### STATED EXERCISE
Transcribe the entries below exactly; leave every image out.

* * * * * * *

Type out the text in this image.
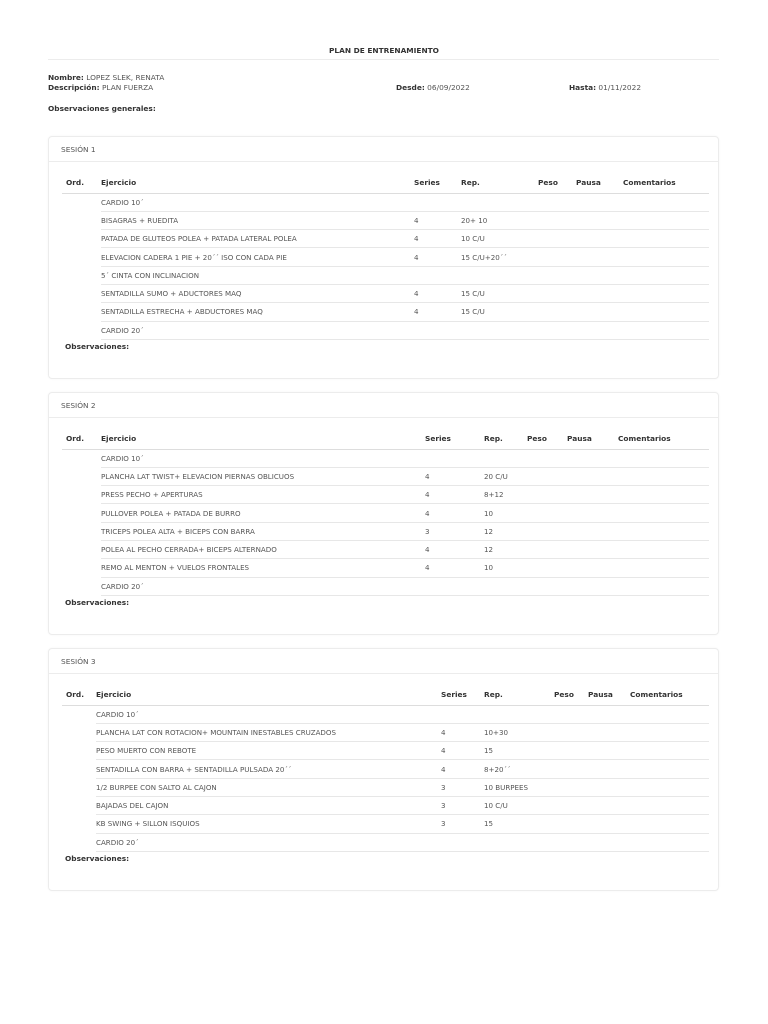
PLAN DE ENTRENAMIENTO
Nombre: LOPEZ SLEK, RENATA
Descripción: PLAN FUERZA	Desde: 06/09/2022	Hasta: 01/11/2022
Observaciones generales:
SESIÓN 1
Ord.	Ejercicio	Series	Rep.	Peso	Pausa	Comentarios
	CARDIO 10´					
	BISAGRAS + RUEDITA	4	20+ 10			
	PATADA DE GLUTEOS POLEA + PATADA LATERAL POLEA	4	10 C/U			
	ELEVACION CADERA 1 PIE + 20´´ ISO CON CADA PIE	4	15 C/U+20´´			
	5´ CINTA CON INCLINACION					
	SENTADILLA SUMO + ADUCTORES MAQ	4	15 C/U			
	SENTADILLA ESTRECHA + ABDUCTORES MAQ	4	15 C/U			
	CARDIO 20´					
Observaciones:
SESIÓN 2
Ord.	Ejercicio	Series	Rep.	Peso	Pausa	Comentarios
	CARDIO 10´					
	PLANCHA LAT TWIST+ ELEVACION PIERNAS OBLICUOS	4	20 C/U			
	PRESS PECHO + APERTURAS	4	8+12			
	PULLOVER POLEA + PATADA DE BURRO	4	10			
	TRICEPS POLEA ALTA + BICEPS CON BARRA	3	12			
	POLEA AL PECHO CERRADA+ BICEPS ALTERNADO	4	12			
	REMO AL MENTON + VUELOS FRONTALES	4	10			
	CARDIO 20´					
Observaciones:
SESIÓN 3
Ord.	Ejercicio	Series	Rep.	Peso	Pausa	Comentarios
	CARDIO 10´					
	PLANCHA LAT CON ROTACION+ MOUNTAIN INESTABLES CRUZADOS	4	10+30			
	PESO MUERTO CON REBOTE	4	15			
	SENTADILLA CON BARRA + SENTADILLA PULSADA 20´´	4	8+20´´			
	1/2 BURPEE CON SALTO AL CAJON	3	10 BURPEES			
	BAJADAS DEL CAJON	3	10 C/U			
	KB SWING + SILLON ISQUIOS	3	15			
	CARDIO 20´					
Observaciones:
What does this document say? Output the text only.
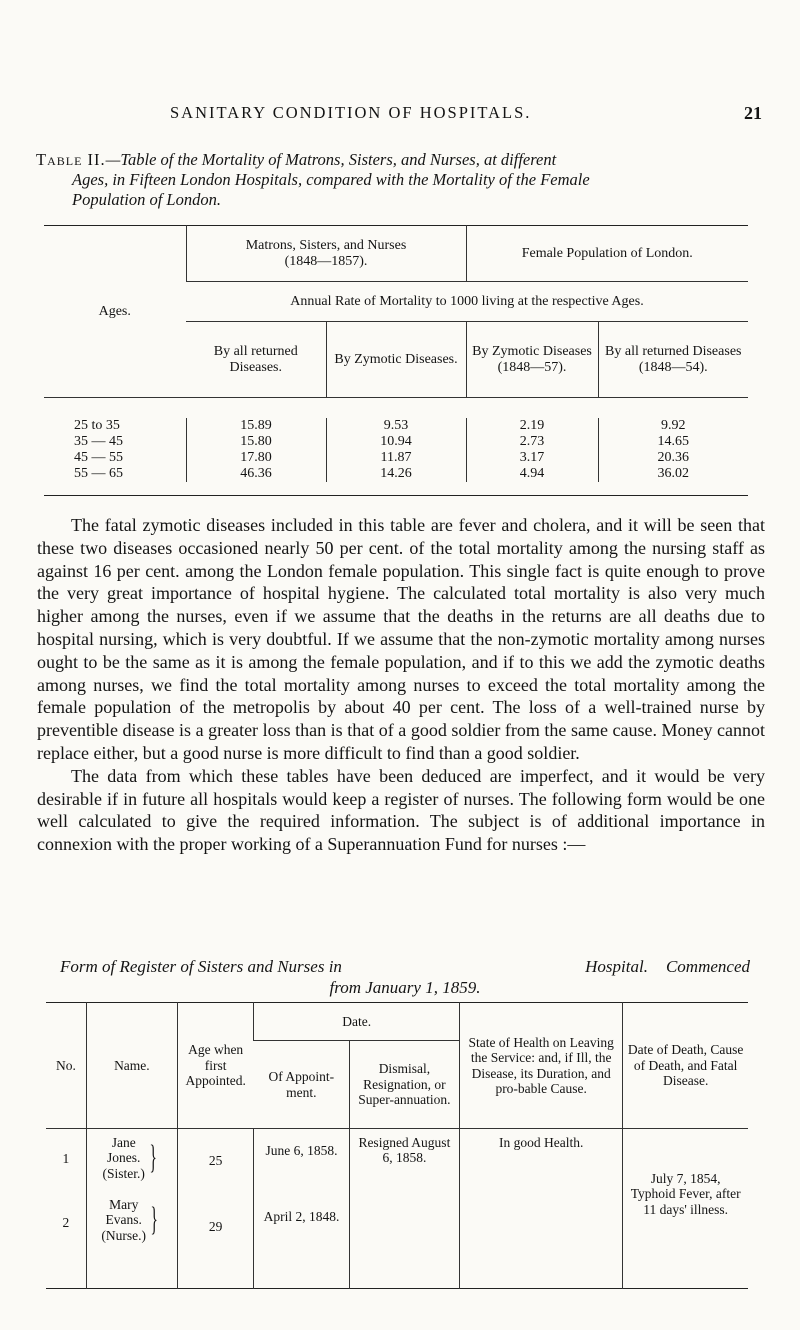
SANITARY CONDITION OF HOSPITALS.	21
Table II.—Table of the Mortality of Matrons, Sisters, and Nurses, at different
Ages, in Fifteen London Hospitals, compared with the Mortality of the Female
Population of London.
Ages.	Matrons, Sisters, and Nurses
(1848—1857).		Female Population of London.	
	Annual Rate of Mortality to 1000 living at the respective Ages.			
	By all returned Diseases.	By Zymotic Diseases.	By Zymotic Diseases (1848—57).	By all returned Diseases (1848—54).

25 to 35	15.89	9.53	2.19	9.92
35 — 45	15.80	10.94	2.73	14.65
45 — 55	17.80	11.87	3.17	20.36
55 — 65	46.36	14.26	4.94	36.02

The fatal zymotic diseases included in this table are fever and cholera, and it will be seen that these two diseases occasioned nearly 50 per cent. of the total mortality among the nursing staff as against 16 per cent. among the London female population. This single fact is quite enough to prove the very great importance of hospital hygiene. The calculated total mortality is also very much higher among the nurses, even if we assume that the deaths in the returns are all deaths due to hospital nursing, which is very doubtful. If we assume that the non-zymotic mortality among nurses ought to be the same as it is among the female population, and if to this we add the zymotic deaths among nurses, we find the total mortality among nurses to exceed the total mortality among the female population of the metropolis by about 40 per cent. The loss of a well-trained nurse by preventible disease is a greater loss than is that of a good soldier from the same cause. Money cannot replace either, but a good nurse is more difficult to find than a good soldier.

The data from which these tables have been deduced are imperfect, and it would be very desirable if in future all hospitals would keep a register of nurses. The following form would be one well calculated to give the required information. The subject is of additional importance in connexion with the proper working of a Superannuation Fund for nurses :—

Form of Register of Sisters and Nurses in	Hospital. Commenced
from January 1, 1859.
No.	Name.	Age when first Appointed.	Date.		State of Health on Leaving the Service: and, if Ill, the Disease, its Duration, and pro-bable Cause.	Date of Death, Cause of Death, and Fatal Disease.
			Of Appoint-ment.	Dismisal, Resignation, or Super-annuation.		

1	Jane
Jones.
(Sister.) }	25	June 6, 1858.	Resigned August 6, 1858.	In good Health.	
2	Mary
Evans.
(Nurse.) }	29	April 2, 1848.			July 7, 1854, Typhoid Fever, after 11 days' illness.
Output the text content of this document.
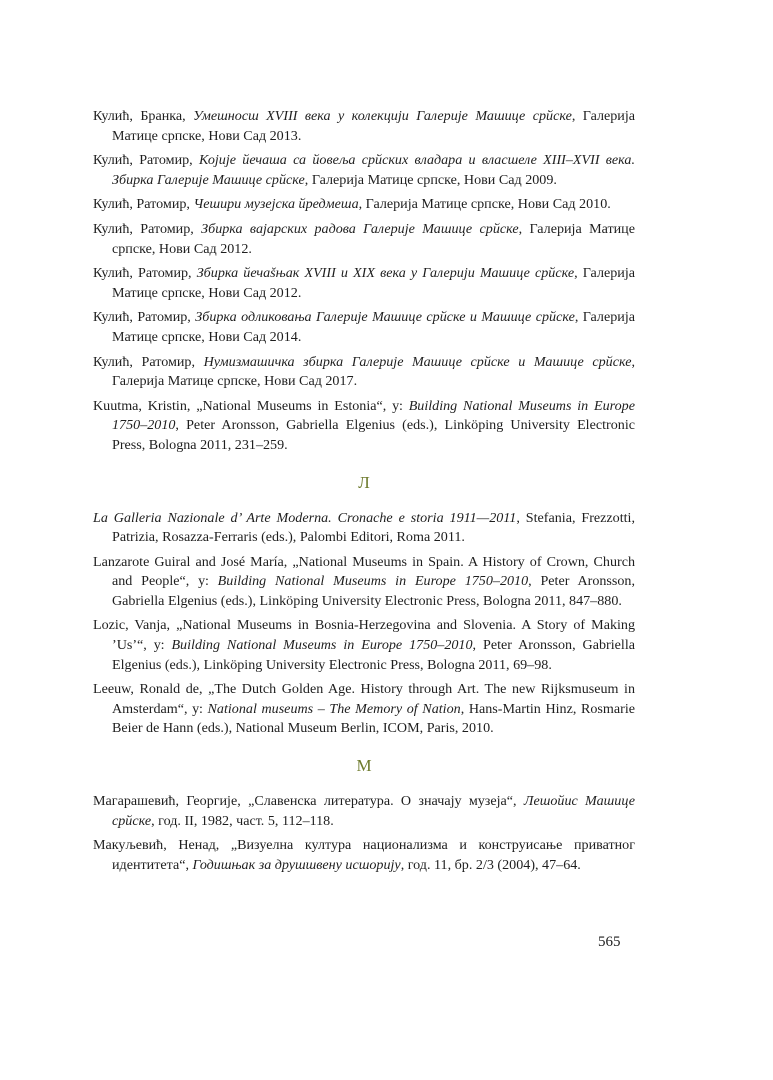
Кулић, Бранка, Умешносш XVIII века у колекцији Галерије Машице срйске, Галерија Матице српске, Нови Сад 2013.

Кулић, Ратомир, Којије йечаша са йовеља срйских владара и власшеле XIII–XVII века. Збирка Галерије Машице срйске, Галерија Матице српске, Нови Сад 2009.

Кулић, Ратомир, Чешири музејска йредмеша, Галерија Матице српске, Нови Сад 2010.

Кулић, Ратомир, Збирка вајарских радова Галерије Машице срйске, Галерија Матице српске, Нови Сад 2012.

Кулић, Ратомир, Збирка йечаšњак XVIII и XIX века у Галерији Машице срйске, Галерија Матице српске, Нови Сад 2012.

Кулић, Ратомир, Збирка одликовања Галерије Машице срйске и Машице срйске, Галерија Матице српске, Нови Сад 2014.

Кулић, Ратомир, Нумизмашичка збирка Галерије Машице срйске и Машице срйске, Галерија Матице српске, Нови Сад 2017.

Kuutma, Kristin, „National Museums in Estonia“, у: Building National Museums in Europe 1750–2010, Peter Aronsson, Gabriella Elgenius (eds.), Linköping University Electronic Press, Bologna 2011, 231–259.

Л

La Galleria Nazionale d’ Arte Moderna. Cronache e storia 1911—2011, Stefania, Frezzotti, Patrizia, Rosazza-Ferraris (eds.), Palombi Editori, Roma 2011.

Lanzarote Guiral and José María, „National Museums in Spain. A History of Crown, Church and People“, у: Building National Museums in Europe 1750–2010, Peter Aronsson, Gabriella Elgenius (eds.), Linköping University Electronic Press, Bologna 2011, 847–880.

Lozic, Vanja, „National Museums in Bosnia-Herzegovina and Slovenia. A Story of Making ’Us’“, у: Building National Museums in Europe 1750–2010, Peter Aronsson, Gabriella Elgenius (eds.), Linköping University Electronic Press, Bologna 2011, 69–98.

Leeuw, Ronald de, „The Dutch Golden Age. History through Art. The new Rijksmuseum in Amsterdam“, у: National museums – The Memory of Nation, Hans-Martin Hinz, Rosmarie Beier de Hann (eds.), National Museum Berlin, ICOM, Paris, 2010.

М

Магарашевић, Георгије, „Славенска литература. О значају музеја“, Лешойис Машице срйске, год. II, 1982, част. 5, 112–118.

Макуљевић, Ненад, „Визуелна култура национализма и конструисање приватног идентитета“, Годишњак за друшшвену исшорију, год. 11, бр. 2/3 (2004), 47–64.

565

* * * * * * *

### WORKED ANSWER
Type out the text in this image.
PLAN DE ENTRENAMIENTO
Nombre: LOPEZ SLEK, RENATA
Descripción: PLAN FUERZA	Desde: 06/09/2022	Hasta: 01/11/2022
Observaciones generales:
SESIÓN 1
Ord.	Ejercicio	Series	Rep.	Peso	Pausa	Comentarios
	CARDIO 10´					
	BISAGRAS + RUEDITA	4	20+ 10			
	PATADA DE GLUTEOS POLEA + PATADA LATERAL POLEA	4	10 C/U			
	ELEVACION CADERA 1 PIE + 20´´ ISO CON CADA PIE	4	15 C/U+20´´			
	5´ CINTA CON INCLINACION					
	SENTADILLA SUMO + ADUCTORES MAQ	4	15 C/U			
	SENTADILLA ESTRECHA + ABDUCTORES MAQ	4	15 C/U			
	CARDIO 20´					
Observaciones:
SESIÓN 2
Ord.	Ejercicio	Series	Rep.	Peso	Pausa	Comentarios
	CARDIO 10´					
	PLANCHA LAT TWIST+ ELEVACION PIERNAS OBLICUOS	4	20 C/U			
	PRESS PECHO + APERTURAS	4	8+12			
	PULLOVER POLEA + PATADA DE BURRO	4	10			
	TRICEPS POLEA ALTA + BICEPS CON BARRA	3	12			
	POLEA AL PECHO CERRADA+ BICEPS ALTERNADO	4	12			
	REMO AL MENTON + VUELOS FRONTALES	4	10			
	CARDIO 20´					
Observaciones:
SESIÓN 3
Ord.	Ejercicio	Series	Rep.	Peso	Pausa	Comentarios
	CARDIO 10´					
	PLANCHA LAT CON ROTACION+ MOUNTAIN INESTABLES CRUZADOS	4	10+30			
	PESO MUERTO CON REBOTE	4	15			
	SENTADILLA CON BARRA + SENTADILLA PULSADA 20´´	4	8+20´´			
	1/2 BURPEE CON SALTO AL CAJON	3	10 BURPEES			
	BAJADAS DEL CAJON	3	10 C/U			
	KB SWING + SILLON ISQUIOS	3	15			
	CARDIO 20´					
Observaciones:
What does this document say? Output the text only.
SANITARY CONDITION OF HOSPITALS.	21
Table II.—Table of the Mortality of Matrons, Sisters, and Nurses, at different
Ages, in Fifteen London Hospitals, compared with the Mortality of the Female
Population of London.
Ages.	Matrons, Sisters, and Nurses
(1848—1857).		Female Population of London.	
	Annual Rate of Mortality to 1000 living at the respective Ages.			
	By all returned Diseases.	By Zymotic Diseases.	By Zymotic Diseases (1848—57).	By all returned Diseases (1848—54).

25 to 35	15.89	9.53	2.19	9.92
35 — 45	15.80	10.94	2.73	14.65
45 — 55	17.80	11.87	3.17	20.36
55 — 65	46.36	14.26	4.94	36.02

The fatal zymotic diseases included in this table are fever and cholera, and it will be seen that these two diseases occasioned nearly 50 per cent. of the total mortality among the nursing staff as against 16 per cent. among the London female population. This single fact is quite enough to prove the very great importance of hospital hygiene. The calculated total mortality is also very much higher among the nurses, even if we assume that the deaths in the returns are all deaths due to hospital nursing, which is very doubtful. If we assume that the non-zymotic mortality among nurses ought to be the same as it is among the female population, and if to this we add the zymotic deaths among nurses, we find the total mortality among nurses to exceed the total mortality among the female population of the metropolis by about 40 per cent. The loss of a well-trained nurse by preventible disease is a greater loss than is that of a good soldier from the same cause. Money cannot replace either, but a good nurse is more difficult to find than a good soldier.

The data from which these tables have been deduced are imperfect, and it would be very desirable if in future all hospitals would keep a register of nurses. The following form would be one well calculated to give the required information. The subject is of additional importance in connexion with the proper working of a Superannuation Fund for nurses :—

Form of Register of Sisters and Nurses in	Hospital. Commenced
from January 1, 1859.
No.	Name.	Age when first Appointed.	Date.		State of Health on Leaving the Service: and, if Ill, the Disease, its Duration, and pro-bable Cause.	Date of Death, Cause of Death, and Fatal Disease.
			Of Appoint-ment.	Dismisal, Resignation, or Super-annuation.		

1	Jane
Jones.
(Sister.) }	25	June 6, 1858.	Resigned August 6, 1858.	In good Health.	
2	Mary
Evans.
(Nurse.) }	29	April 2, 1848.			July 7, 1854, Typhoid Fever, after 11 days' illness.
Output the text content of this document.
Кулић, Бранка, Умешносш XVIII века у колекцији Галерије Машице срйске, Галерија Матице српске, Нови Сад 2013.

Кулић, Ратомир, Којије йечаша са йовеља срйских владара и власшеле XIII–XVII века. Збирка Галерије Машице срйске, Галерија Матице српске, Нови Сад 2009.

Кулић, Ратомир, Чешири музејска йредмеша, Галерија Матице српске, Нови Сад 2010.

Кулић, Ратомир, Збирка вајарских радова Галерије Машице срйске, Галерија Матице српске, Нови Сад 2012.

Кулић, Ратомир, Збирка йечаšњак XVIII и XIX века у Галерији Машице срйске, Галерија Матице српске, Нови Сад 2012.

Кулић, Ратомир, Збирка одликовања Галерије Машице срйске и Машице срйске, Галерија Матице српске, Нови Сад 2014.

Кулић, Ратомир, Нумизмашичка збирка Галерије Машице срйске и Машице срйске, Галерија Матице српске, Нови Сад 2017.

Kuutma, Kristin, „National Museums in Estonia“, у: Building National Museums in Europe 1750–2010, Peter Aronsson, Gabriella Elgenius (eds.), Linköping University Electronic Press, Bologna 2011, 231–259.

Л

La Galleria Nazionale d’ Arte Moderna. Cronache e storia 1911—2011, Stefania, Frezzotti, Patrizia, Rosazza-Ferraris (eds.), Palombi Editori, Roma 2011.

Lanzarote Guiral and José María, „National Museums in Spain. A History of Crown, Church and People“, у: Building National Museums in Europe 1750–2010, Peter Aronsson, Gabriella Elgenius (eds.), Linköping University Electronic Press, Bologna 2011, 847–880.

Lozic, Vanja, „National Museums in Bosnia-Herzegovina and Slovenia. A Story of Making ’Us’“, у: Building National Museums in Europe 1750–2010, Peter Aronsson, Gabriella Elgenius (eds.), Linköping University Electronic Press, Bologna 2011, 69–98.

Leeuw, Ronald de, „The Dutch Golden Age. History through Art. The new Rijksmuseum in Amsterdam“, у: National museums – The Memory of Nation, Hans-Martin Hinz, Rosmarie Beier de Hann (eds.), National Museum Berlin, ICOM, Paris, 2010.

М

Магарашевић, Георгије, „Славенска литература. О значају музеја“, Лешойис Машице срйске, год. II, 1982, част. 5, 112–118.

Макуљевић, Ненад, „Визуелна култура национализма и конструисање приватног идентитета“, Годишњак за друшшвену исшорију, год. 11, бр. 2/3 (2004), 47–64.

565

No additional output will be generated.